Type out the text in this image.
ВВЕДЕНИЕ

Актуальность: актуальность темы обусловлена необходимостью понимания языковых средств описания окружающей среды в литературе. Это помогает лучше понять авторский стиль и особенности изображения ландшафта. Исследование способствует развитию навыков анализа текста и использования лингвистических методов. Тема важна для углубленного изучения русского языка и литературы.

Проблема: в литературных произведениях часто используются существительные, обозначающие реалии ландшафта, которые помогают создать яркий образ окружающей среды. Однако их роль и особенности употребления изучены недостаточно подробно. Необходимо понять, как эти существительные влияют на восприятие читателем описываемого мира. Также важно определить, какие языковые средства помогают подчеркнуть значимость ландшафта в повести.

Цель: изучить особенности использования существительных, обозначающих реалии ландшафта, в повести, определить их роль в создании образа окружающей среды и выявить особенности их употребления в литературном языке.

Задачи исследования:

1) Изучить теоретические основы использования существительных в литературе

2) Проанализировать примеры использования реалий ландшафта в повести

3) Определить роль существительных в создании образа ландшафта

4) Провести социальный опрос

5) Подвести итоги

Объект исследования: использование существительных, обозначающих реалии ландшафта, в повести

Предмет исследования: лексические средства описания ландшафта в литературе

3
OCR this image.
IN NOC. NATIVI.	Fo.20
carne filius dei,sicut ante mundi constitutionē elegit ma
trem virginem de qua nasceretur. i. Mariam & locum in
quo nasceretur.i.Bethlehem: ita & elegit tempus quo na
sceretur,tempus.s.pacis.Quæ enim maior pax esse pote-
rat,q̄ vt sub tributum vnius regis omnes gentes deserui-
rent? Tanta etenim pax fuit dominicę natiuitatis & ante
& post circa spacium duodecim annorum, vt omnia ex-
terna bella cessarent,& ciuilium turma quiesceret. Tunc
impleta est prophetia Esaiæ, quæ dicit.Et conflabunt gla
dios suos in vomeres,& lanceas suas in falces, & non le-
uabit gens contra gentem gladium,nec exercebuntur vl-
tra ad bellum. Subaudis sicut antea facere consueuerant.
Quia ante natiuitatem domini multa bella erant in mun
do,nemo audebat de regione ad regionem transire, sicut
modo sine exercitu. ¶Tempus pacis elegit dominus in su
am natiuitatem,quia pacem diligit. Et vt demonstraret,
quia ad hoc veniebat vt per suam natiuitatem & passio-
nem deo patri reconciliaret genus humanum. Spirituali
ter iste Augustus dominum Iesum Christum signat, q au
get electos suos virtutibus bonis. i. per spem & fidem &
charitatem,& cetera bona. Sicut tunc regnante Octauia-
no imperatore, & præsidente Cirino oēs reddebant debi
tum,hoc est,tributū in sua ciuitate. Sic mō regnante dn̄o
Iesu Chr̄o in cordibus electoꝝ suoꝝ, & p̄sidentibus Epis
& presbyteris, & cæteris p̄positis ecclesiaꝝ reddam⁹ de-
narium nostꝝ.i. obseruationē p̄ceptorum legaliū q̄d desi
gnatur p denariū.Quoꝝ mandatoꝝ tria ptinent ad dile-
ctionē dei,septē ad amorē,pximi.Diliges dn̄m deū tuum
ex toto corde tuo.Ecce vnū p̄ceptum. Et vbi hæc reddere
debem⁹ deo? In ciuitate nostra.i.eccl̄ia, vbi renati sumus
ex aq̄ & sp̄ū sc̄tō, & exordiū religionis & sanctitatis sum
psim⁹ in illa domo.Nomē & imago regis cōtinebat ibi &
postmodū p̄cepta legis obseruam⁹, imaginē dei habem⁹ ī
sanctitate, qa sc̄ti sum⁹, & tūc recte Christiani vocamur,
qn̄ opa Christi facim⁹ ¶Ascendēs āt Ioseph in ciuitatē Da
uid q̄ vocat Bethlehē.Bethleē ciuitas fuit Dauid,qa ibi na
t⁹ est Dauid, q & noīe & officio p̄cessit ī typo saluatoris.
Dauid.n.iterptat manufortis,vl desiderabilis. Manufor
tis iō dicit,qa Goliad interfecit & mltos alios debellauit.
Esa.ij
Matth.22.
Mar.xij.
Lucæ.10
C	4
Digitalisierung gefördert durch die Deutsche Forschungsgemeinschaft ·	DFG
********
What is needed
In the records above, tally the lines where the word "regnante" appears, and give the number and nothing else.

Solution to this problem
2